Can you print every record below exactly as written?

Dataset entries

* begin *

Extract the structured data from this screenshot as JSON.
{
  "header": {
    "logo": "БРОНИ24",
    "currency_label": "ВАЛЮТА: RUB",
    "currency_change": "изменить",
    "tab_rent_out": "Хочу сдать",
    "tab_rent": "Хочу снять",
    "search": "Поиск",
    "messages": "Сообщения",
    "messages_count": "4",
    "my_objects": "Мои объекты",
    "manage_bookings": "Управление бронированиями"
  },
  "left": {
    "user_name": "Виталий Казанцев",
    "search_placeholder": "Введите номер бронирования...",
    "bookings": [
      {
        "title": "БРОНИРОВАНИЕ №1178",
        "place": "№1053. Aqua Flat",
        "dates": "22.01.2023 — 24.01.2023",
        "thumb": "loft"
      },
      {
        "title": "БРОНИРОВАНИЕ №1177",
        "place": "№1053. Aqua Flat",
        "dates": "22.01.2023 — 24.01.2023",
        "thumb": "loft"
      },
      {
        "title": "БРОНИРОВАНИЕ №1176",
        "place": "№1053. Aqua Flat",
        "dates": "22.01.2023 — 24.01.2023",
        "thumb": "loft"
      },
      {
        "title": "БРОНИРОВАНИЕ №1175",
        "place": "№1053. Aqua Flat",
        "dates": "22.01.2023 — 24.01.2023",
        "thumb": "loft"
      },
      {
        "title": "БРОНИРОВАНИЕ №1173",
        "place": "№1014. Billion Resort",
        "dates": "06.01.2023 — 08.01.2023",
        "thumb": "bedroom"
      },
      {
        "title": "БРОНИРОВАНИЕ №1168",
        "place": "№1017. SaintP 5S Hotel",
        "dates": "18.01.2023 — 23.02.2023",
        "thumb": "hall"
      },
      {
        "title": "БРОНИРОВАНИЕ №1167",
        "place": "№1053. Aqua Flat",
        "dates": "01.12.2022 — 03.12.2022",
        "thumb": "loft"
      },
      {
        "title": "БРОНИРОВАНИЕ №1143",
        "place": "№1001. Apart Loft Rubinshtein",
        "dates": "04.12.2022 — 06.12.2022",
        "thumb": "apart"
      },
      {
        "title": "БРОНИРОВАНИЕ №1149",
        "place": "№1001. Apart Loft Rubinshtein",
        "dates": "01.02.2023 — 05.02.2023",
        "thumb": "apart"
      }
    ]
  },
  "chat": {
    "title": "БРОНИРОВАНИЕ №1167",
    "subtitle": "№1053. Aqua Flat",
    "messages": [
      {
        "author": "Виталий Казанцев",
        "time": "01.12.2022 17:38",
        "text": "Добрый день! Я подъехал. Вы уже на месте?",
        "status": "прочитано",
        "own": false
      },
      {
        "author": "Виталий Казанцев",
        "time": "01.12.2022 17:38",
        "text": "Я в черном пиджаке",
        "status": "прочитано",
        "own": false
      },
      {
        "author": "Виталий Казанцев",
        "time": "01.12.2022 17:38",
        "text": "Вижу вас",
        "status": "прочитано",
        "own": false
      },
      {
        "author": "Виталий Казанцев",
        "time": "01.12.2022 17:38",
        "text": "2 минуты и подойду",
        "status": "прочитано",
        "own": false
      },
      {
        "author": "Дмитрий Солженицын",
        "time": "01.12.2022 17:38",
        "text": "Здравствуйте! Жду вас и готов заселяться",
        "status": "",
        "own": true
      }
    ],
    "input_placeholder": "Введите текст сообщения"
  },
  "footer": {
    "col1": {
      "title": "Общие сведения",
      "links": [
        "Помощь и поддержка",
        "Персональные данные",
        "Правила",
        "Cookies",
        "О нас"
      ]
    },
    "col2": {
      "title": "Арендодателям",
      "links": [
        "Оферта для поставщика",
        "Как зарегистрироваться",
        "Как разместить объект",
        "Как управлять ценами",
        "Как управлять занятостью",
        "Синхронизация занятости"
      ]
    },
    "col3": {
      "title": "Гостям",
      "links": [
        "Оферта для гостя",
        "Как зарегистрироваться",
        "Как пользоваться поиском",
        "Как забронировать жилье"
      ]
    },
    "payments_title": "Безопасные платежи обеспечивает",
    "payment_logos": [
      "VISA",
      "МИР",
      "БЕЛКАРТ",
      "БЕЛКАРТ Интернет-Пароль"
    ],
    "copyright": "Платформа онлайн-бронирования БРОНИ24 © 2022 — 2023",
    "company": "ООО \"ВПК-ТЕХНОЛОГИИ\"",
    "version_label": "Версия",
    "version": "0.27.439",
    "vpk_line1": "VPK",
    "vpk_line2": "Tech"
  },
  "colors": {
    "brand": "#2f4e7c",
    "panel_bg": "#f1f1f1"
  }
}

* end *

### FINISHED TASK
Extract the structured data from this screenshot as JSON.
{
  "header": {
    "logo": "БРОНИ24",
    "currency_label": "ВАЛЮТА: RUB",
    "currency_change": "изменить",
    "tab_rent_out": "Хочу сдать",
    "tab_rent": "Хочу снять",
    "search": "Поиск",
    "messages": "Сообщения",
    "messages_count": "4",
    "my_objects": "Мои объекты",
    "manage_bookings": "Управление бронированиями"
  },
  "left": {
    "user_name": "Виталий Казанцев",
    "search_placeholder": "Введите номер бронирования...",
    "bookings": [
      {
        "title": "БРОНИРОВАНИЕ №1178",
        "place": "№1053. Aqua Flat",
        "dates": "22.01.2023 — 24.01.2023",
        "thumb": "loft"
      },
      {
        "title": "БРОНИРОВАНИЕ №1177",
        "place": "№1053. Aqua Flat",
        "dates": "22.01.2023 — 24.01.2023",
        "thumb": "loft"
      },
      {
        "title": "БРОНИРОВАНИЕ №1176",
        "place": "№1053. Aqua Flat",
        "dates": "22.01.2023 — 24.01.2023",
        "thumb": "loft"
      },
      {
        "title": "БРОНИРОВАНИЕ №1175",
        "place": "№1053. Aqua Flat",
        "dates": "22.01.2023 — 24.01.2023",
        "thumb": "loft"
      },
      {
        "title": "БРОНИРОВАНИЕ №1173",
        "place": "№1014. Billion Resort",
        "dates": "06.01.2023 — 08.01.2023",
        "thumb": "bedroom"
      },
      {
        "title": "БРОНИРОВАНИЕ №1168",
        "place": "№1017. SaintP 5S Hotel",
        "dates": "18.01.2023 — 23.02.2023",
        "thumb": "hall"
      },
      {
        "title": "БРОНИРОВАНИЕ №1167",
        "place": "№1053. Aqua Flat",
        "dates": "01.12.2022 — 03.12.2022",
        "thumb": "loft"
      },
      {
        "title": "БРОНИРОВАНИЕ №1143",
        "place": "№1001. Apart Loft Rubinshtein",
        "dates": "04.12.2022 — 06.12.2022",
        "thumb": "apart"
      },
      {
        "title": "БРОНИРОВАНИЕ №1149",
        "place": "№1001. Apart Loft Rubinshtein",
        "dates": "01.02.2023 — 05.02.2023",
        "thumb": "apart"
      }
    ]
  },
  "chat": {
    "title": "БРОНИРОВАНИЕ №1167",
    "subtitle": "№1053. Aqua Flat",
    "messages": [
      {
        "author": "Виталий Казанцев",
        "time": "01.12.2022 17:38",
        "text": "Добрый день! Я подъехал. Вы уже на месте?",
        "status": "прочитано",
        "own": false
      },
      {
        "author": "Виталий Казанцев",
        "time": "01.12.2022 17:38",
        "text": "Я в черном пиджаке",
        "status": "прочитано",
        "own": false
      },
      {
        "author": "Виталий Казанцев",
        "time": "01.12.2022 17:38",
        "text": "Вижу вас",
        "status": "прочитано",
        "own": false
      },
      {
        "author": "Виталий Казанцев",
        "time": "01.12.2022 17:38",
        "text": "2 минуты и подойду",
        "status": "прочитано",
        "own": false
      },
      {
        "author": "Дмитрий Солженицын",
        "time": "01.12.2022 17:38",
        "text": "Здравствуйте! Жду вас и готов заселяться",
        "status": "",
        "own": true
      }
    ],
    "input_placeholder": "Введите текст сообщения"
  },
  "footer": {
    "col1": {
      "title": "Общие сведения",
      "links": [
        "Помощь и поддержка",
        "Персональные данные",
        "Правила",
        "Cookies",
        "О нас"
      ]
    },
    "col2": {
      "title": "Арендодателям",
      "links": [
        "Оферта для поставщика",
        "Как зарегистрироваться",
        "Как разместить объект",
        "Как управлять ценами",
        "Как управлять занятостью",
        "Синхронизация занятости"
      ]
    },
    "col3": {
      "title": "Гостям",
      "links": [
        "Оферта для гостя",
        "Как зарегистрироваться",
        "Как пользоваться поиском",
        "Как забронировать жилье"
      ]
    },
    "payments_title": "Безопасные платежи обеспечивает",
    "payment_logos": [
      "VISA",
      "МИР",
      "БЕЛКАРТ",
      "БЕЛКАРТ Интернет-Пароль"
    ],
    "copyright": "Платформа онлайн-бронирования БРОНИ24 © 2022 — 2023",
    "company": "ООО \"ВПК-ТЕХНОЛОГИИ\"",
    "version_label": "Версия",
    "version": "0.27.439",
    "vpk_line1": "VPK",
    "vpk_line2": "Tech"
  },
  "colors": {
    "brand": "#2f4e7c",
    "panel_bg": "#f1f1f1"
  }
}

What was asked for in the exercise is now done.